Transcribe the entries below exactly.

- - - -

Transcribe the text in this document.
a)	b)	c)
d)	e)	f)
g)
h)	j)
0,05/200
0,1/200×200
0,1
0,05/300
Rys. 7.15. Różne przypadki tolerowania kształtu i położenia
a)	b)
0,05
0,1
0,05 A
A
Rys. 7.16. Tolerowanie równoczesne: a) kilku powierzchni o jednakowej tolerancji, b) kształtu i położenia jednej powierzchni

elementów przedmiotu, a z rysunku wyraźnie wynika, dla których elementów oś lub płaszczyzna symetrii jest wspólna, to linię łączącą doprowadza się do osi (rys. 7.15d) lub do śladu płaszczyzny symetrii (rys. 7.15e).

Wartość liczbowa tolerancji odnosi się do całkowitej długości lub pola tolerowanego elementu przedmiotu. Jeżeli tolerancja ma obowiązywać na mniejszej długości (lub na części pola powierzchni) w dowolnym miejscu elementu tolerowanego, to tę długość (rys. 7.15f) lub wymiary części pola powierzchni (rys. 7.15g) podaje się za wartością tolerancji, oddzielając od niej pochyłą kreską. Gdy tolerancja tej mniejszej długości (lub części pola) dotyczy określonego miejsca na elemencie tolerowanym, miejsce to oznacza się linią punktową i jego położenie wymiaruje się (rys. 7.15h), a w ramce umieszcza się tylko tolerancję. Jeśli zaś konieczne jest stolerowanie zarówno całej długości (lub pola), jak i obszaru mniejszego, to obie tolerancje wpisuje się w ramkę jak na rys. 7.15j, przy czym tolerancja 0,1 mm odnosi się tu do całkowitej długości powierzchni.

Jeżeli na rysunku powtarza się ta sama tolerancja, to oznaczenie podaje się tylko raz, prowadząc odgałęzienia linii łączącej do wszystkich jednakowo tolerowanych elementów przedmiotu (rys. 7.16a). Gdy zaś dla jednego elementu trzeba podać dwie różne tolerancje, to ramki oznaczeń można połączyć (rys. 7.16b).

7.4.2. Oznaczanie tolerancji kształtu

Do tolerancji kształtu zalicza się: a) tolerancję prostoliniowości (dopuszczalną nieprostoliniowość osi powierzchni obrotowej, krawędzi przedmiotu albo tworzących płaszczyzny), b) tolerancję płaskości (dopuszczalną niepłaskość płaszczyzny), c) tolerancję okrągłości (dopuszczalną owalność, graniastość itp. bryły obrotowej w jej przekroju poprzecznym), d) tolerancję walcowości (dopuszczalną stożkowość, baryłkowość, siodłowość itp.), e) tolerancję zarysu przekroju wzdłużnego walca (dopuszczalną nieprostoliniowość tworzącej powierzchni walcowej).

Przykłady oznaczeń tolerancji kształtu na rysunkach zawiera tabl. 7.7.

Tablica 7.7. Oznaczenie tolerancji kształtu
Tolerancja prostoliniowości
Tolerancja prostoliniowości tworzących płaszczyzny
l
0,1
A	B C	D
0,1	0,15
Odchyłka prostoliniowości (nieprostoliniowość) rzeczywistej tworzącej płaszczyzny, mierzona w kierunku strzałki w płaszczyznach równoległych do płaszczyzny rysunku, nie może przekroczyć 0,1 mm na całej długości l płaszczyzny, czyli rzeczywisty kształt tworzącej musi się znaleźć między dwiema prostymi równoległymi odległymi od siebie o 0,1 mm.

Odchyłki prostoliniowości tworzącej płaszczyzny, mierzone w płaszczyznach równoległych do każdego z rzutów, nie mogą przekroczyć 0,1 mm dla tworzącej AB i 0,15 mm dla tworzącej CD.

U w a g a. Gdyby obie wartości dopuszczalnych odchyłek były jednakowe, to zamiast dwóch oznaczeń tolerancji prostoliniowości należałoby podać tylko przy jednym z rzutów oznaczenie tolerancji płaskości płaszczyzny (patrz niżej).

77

- - - -

TASK OUTPUT:
Transcribe the text in this document.
a)	b)	c)
d)	e)	f)
g)
h)	j)
0,05/200
0,1/200×200
0,1
0,05/300
Rys. 7.15. Różne przypadki tolerowania kształtu i położenia
a)	b)
0,05
0,1
0,05 A
A
Rys. 7.16. Tolerowanie równoczesne: a) kilku powierzchni o jednakowej tolerancji, b) kształtu i położenia jednej powierzchni

elementów przedmiotu, a z rysunku wyraźnie wynika, dla których elementów oś lub płaszczyzna symetrii jest wspólna, to linię łączącą doprowadza się do osi (rys. 7.15d) lub do śladu płaszczyzny symetrii (rys. 7.15e).

Wartość liczbowa tolerancji odnosi się do całkowitej długości lub pola tolerowanego elementu przedmiotu. Jeżeli tolerancja ma obowiązywać na mniejszej długości (lub na części pola powierzchni) w dowolnym miejscu elementu tolerowanego, to tę długość (rys. 7.15f) lub wymiary części pola powierzchni (rys. 7.15g) podaje się za wartością tolerancji, oddzielając od niej pochyłą kreską. Gdy tolerancja tej mniejszej długości (lub części pola) dotyczy określonego miejsca na elemencie tolerowanym, miejsce to oznacza się linią punktową i jego położenie wymiaruje się (rys. 7.15h), a w ramce umieszcza się tylko tolerancję. Jeśli zaś konieczne jest stolerowanie zarówno całej długości (lub pola), jak i obszaru mniejszego, to obie tolerancje wpisuje się w ramkę jak na rys. 7.15j, przy czym tolerancja 0,1 mm odnosi się tu do całkowitej długości powierzchni.

Jeżeli na rysunku powtarza się ta sama tolerancja, to oznaczenie podaje się tylko raz, prowadząc odgałęzienia linii łączącej do wszystkich jednakowo tolerowanych elementów przedmiotu (rys. 7.16a). Gdy zaś dla jednego elementu trzeba podać dwie różne tolerancje, to ramki oznaczeń można połączyć (rys. 7.16b).

7.4.2. Oznaczanie tolerancji kształtu

Do tolerancji kształtu zalicza się: a) tolerancję prostoliniowości (dopuszczalną nieprostoliniowość osi powierzchni obrotowej, krawędzi przedmiotu albo tworzących płaszczyzny), b) tolerancję płaskości (dopuszczalną niepłaskość płaszczyzny), c) tolerancję okrągłości (dopuszczalną owalność, graniastość itp. bryły obrotowej w jej przekroju poprzecznym), d) tolerancję walcowości (dopuszczalną stożkowość, baryłkowość, siodłowość itp.), e) tolerancję zarysu przekroju wzdłużnego walca (dopuszczalną nieprostoliniowość tworzącej powierzchni walcowej).

Przykłady oznaczeń tolerancji kształtu na rysunkach zawiera tabl. 7.7.

Tablica 7.7. Oznaczenie tolerancji kształtu
Tolerancja prostoliniowości
Tolerancja prostoliniowości tworzących płaszczyzny
l
0,1
A	B C	D
0,1	0,15
Odchyłka prostoliniowości (nieprostoliniowość) rzeczywistej tworzącej płaszczyzny, mierzona w kierunku strzałki w płaszczyznach równoległych do płaszczyzny rysunku, nie może przekroczyć 0,1 mm na całej długości l płaszczyzny, czyli rzeczywisty kształt tworzącej musi się znaleźć między dwiema prostymi równoległymi odległymi od siebie o 0,1 mm.

Odchyłki prostoliniowości tworzącej płaszczyzny, mierzone w płaszczyznach równoległych do każdego z rzutów, nie mogą przekroczyć 0,1 mm dla tworzącej AB i 0,15 mm dla tworzącej CD.

U w a g a. Gdyby obie wartości dopuszczalnych odchyłek były jednakowe, to zamiast dwóch oznaczeń tolerancji prostoliniowości należałoby podać tylko przy jednym z rzutów oznaczenie tolerancji płaskości płaszczyzny (patrz niżej).

77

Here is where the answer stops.